Records from a data source
========================================================================

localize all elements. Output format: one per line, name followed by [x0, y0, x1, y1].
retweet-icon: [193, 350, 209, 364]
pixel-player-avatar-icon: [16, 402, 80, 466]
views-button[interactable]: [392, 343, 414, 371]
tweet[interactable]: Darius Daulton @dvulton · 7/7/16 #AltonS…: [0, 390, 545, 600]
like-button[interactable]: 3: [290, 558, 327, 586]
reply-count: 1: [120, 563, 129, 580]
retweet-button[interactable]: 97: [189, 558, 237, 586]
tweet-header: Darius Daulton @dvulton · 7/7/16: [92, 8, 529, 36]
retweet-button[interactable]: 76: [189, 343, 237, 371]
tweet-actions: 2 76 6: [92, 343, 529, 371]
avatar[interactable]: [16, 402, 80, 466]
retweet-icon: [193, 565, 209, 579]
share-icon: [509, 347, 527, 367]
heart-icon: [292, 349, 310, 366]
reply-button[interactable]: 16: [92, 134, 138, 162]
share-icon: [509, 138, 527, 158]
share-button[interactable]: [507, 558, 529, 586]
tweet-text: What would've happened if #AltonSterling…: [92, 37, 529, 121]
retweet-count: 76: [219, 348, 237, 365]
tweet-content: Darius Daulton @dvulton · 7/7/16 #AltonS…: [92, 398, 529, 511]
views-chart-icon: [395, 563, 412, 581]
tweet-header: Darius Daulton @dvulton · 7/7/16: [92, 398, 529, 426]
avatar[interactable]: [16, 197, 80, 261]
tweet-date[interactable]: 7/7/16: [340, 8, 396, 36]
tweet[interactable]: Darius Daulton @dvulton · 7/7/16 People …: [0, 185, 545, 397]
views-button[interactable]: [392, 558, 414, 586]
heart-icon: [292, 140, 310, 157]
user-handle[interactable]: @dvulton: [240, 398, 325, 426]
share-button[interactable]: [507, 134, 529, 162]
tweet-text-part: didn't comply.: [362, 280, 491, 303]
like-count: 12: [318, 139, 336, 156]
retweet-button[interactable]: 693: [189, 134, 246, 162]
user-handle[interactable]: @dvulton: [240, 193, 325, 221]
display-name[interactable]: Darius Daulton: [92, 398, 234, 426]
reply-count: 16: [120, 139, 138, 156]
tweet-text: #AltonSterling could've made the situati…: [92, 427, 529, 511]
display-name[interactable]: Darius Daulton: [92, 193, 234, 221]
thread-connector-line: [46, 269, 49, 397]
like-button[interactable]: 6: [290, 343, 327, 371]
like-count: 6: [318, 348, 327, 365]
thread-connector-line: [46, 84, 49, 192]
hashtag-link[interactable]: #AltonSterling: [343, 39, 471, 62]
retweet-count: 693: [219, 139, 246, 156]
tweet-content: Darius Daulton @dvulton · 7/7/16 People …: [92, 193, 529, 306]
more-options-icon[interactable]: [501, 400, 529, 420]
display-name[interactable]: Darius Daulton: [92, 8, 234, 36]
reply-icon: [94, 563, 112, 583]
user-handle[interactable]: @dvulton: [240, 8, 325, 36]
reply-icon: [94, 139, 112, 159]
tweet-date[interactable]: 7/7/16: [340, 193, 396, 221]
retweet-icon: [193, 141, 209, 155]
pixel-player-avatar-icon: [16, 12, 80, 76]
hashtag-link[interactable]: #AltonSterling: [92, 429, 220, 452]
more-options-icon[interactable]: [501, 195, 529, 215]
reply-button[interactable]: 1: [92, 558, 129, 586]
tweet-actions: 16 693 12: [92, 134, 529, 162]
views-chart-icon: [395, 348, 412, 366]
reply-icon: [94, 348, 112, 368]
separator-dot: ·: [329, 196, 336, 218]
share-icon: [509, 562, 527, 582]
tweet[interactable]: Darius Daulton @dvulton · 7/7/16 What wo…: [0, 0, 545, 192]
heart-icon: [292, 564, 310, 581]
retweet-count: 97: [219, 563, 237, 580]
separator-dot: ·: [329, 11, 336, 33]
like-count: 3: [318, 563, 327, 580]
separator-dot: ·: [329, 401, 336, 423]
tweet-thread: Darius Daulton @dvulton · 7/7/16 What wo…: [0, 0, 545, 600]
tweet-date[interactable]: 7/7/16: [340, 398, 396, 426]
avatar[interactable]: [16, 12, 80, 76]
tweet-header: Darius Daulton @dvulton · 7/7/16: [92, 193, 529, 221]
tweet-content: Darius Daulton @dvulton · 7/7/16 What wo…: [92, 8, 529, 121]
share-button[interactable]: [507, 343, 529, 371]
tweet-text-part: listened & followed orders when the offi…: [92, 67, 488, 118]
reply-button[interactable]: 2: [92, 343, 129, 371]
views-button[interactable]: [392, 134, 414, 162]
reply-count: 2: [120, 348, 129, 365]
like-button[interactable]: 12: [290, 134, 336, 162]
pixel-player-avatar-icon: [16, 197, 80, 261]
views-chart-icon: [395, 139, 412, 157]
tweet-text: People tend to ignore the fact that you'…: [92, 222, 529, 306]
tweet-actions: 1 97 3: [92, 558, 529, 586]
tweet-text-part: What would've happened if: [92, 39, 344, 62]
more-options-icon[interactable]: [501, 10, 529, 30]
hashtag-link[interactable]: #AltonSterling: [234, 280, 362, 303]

========================================================================

### WRITTEN EXERCISE
Repeat these lines exactly as they appear.

### RESPONSE
localize all elements. Output format: one per line, name followed by [x0, y0, x1, y1].
retweet-icon: [193, 350, 209, 364]
pixel-player-avatar-icon: [16, 402, 80, 466]
views-button[interactable]: [392, 343, 414, 371]
tweet[interactable]: Darius Daulton @dvulton · 7/7/16 #AltonS…: [0, 390, 545, 600]
like-button[interactable]: 3: [290, 558, 327, 586]
reply-count: 1: [120, 563, 129, 580]
retweet-button[interactable]: 97: [189, 558, 237, 586]
tweet-header: Darius Daulton @dvulton · 7/7/16: [92, 8, 529, 36]
retweet-button[interactable]: 76: [189, 343, 237, 371]
tweet-actions: 2 76 6: [92, 343, 529, 371]
avatar[interactable]: [16, 402, 80, 466]
retweet-icon: [193, 565, 209, 579]
share-icon: [509, 347, 527, 367]
heart-icon: [292, 349, 310, 366]
reply-button[interactable]: 16: [92, 134, 138, 162]
share-icon: [509, 138, 527, 158]
share-button[interactable]: [507, 558, 529, 586]
tweet-text: What would've happened if #AltonSterling…: [92, 37, 529, 121]
retweet-count: 76: [219, 348, 237, 365]
tweet-content: Darius Daulton @dvulton · 7/7/16 #AltonS…: [92, 398, 529, 511]
views-chart-icon: [395, 563, 412, 581]
tweet-header: Darius Daulton @dvulton · 7/7/16: [92, 398, 529, 426]
avatar[interactable]: [16, 197, 80, 261]
tweet-date[interactable]: 7/7/16: [340, 8, 396, 36]
tweet[interactable]: Darius Daulton @dvulton · 7/7/16 People …: [0, 185, 545, 397]
views-button[interactable]: [392, 558, 414, 586]
heart-icon: [292, 140, 310, 157]
user-handle[interactable]: @dvulton: [240, 398, 325, 426]
share-button[interactable]: [507, 134, 529, 162]
tweet-text-part: didn't comply.: [362, 280, 491, 303]
like-count: 12: [318, 139, 336, 156]
retweet-button[interactable]: 693: [189, 134, 246, 162]
user-handle[interactable]: @dvulton: [240, 193, 325, 221]
display-name[interactable]: Darius Daulton: [92, 398, 234, 426]
reply-count: 16: [120, 139, 138, 156]
tweet-text: #AltonSterling could've made the situati…: [92, 427, 529, 511]
display-name[interactable]: Darius Daulton: [92, 193, 234, 221]
thread-connector-line: [46, 269, 49, 397]
like-button[interactable]: 6: [290, 343, 327, 371]
like-count: 6: [318, 348, 327, 365]
thread-connector-line: [46, 84, 49, 192]
hashtag-link[interactable]: #AltonSterling: [343, 39, 471, 62]
retweet-count: 693: [219, 139, 246, 156]
tweet-content: Darius Daulton @dvulton · 7/7/16 People …: [92, 193, 529, 306]
more-options-icon[interactable]: [501, 400, 529, 420]
display-name[interactable]: Darius Daulton: [92, 8, 234, 36]
reply-icon: [94, 563, 112, 583]
user-handle[interactable]: @dvulton: [240, 8, 325, 36]
reply-icon: [94, 139, 112, 159]
tweet-date[interactable]: 7/7/16: [340, 193, 396, 221]
retweet-icon: [193, 141, 209, 155]
pixel-player-avatar-icon: [16, 12, 80, 76]
hashtag-link[interactable]: #AltonSterling: [92, 429, 220, 452]
more-options-icon[interactable]: [501, 195, 529, 215]
reply-button[interactable]: 1: [92, 558, 129, 586]
tweet-actions: 16 693 12: [92, 134, 529, 162]
views-chart-icon: [395, 348, 412, 366]
reply-icon: [94, 348, 112, 368]
separator-dot: ·: [329, 196, 336, 218]
share-icon: [509, 562, 527, 582]
tweet[interactable]: Darius Daulton @dvulton · 7/7/16 What wo…: [0, 0, 545, 192]
heart-icon: [292, 564, 310, 581]
retweet-count: 97: [219, 563, 237, 580]
separator-dot: ·: [329, 11, 336, 33]
like-count: 3: [318, 563, 327, 580]
separator-dot: ·: [329, 401, 336, 423]
tweet-thread: Darius Daulton @dvulton · 7/7/16 What wo…: [0, 0, 545, 600]
tweet-date[interactable]: 7/7/16: [340, 398, 396, 426]
avatar[interactable]: [16, 12, 80, 76]
tweet-header: Darius Daulton @dvulton · 7/7/16: [92, 193, 529, 221]
tweet-content: Darius Daulton @dvulton · 7/7/16 What wo…: [92, 8, 529, 121]
share-button[interactable]: [507, 343, 529, 371]
tweet-text-part: listened & followed orders when the offi…: [92, 67, 488, 118]
reply-button[interactable]: 2: [92, 343, 129, 371]
views-button[interactable]: [392, 134, 414, 162]
reply-count: 2: [120, 348, 129, 365]
like-button[interactable]: 12: [290, 134, 336, 162]
pixel-player-avatar-icon: [16, 197, 80, 261]
views-chart-icon: [395, 139, 412, 157]
tweet-text: People tend to ignore the fact that you'…: [92, 222, 529, 306]
tweet-actions: 1 97 3: [92, 558, 529, 586]
tweet-text-part: What would've happened if: [92, 39, 344, 62]
more-options-icon[interactable]: [501, 10, 529, 30]
hashtag-link[interactable]: #AltonSterling: [234, 280, 362, 303]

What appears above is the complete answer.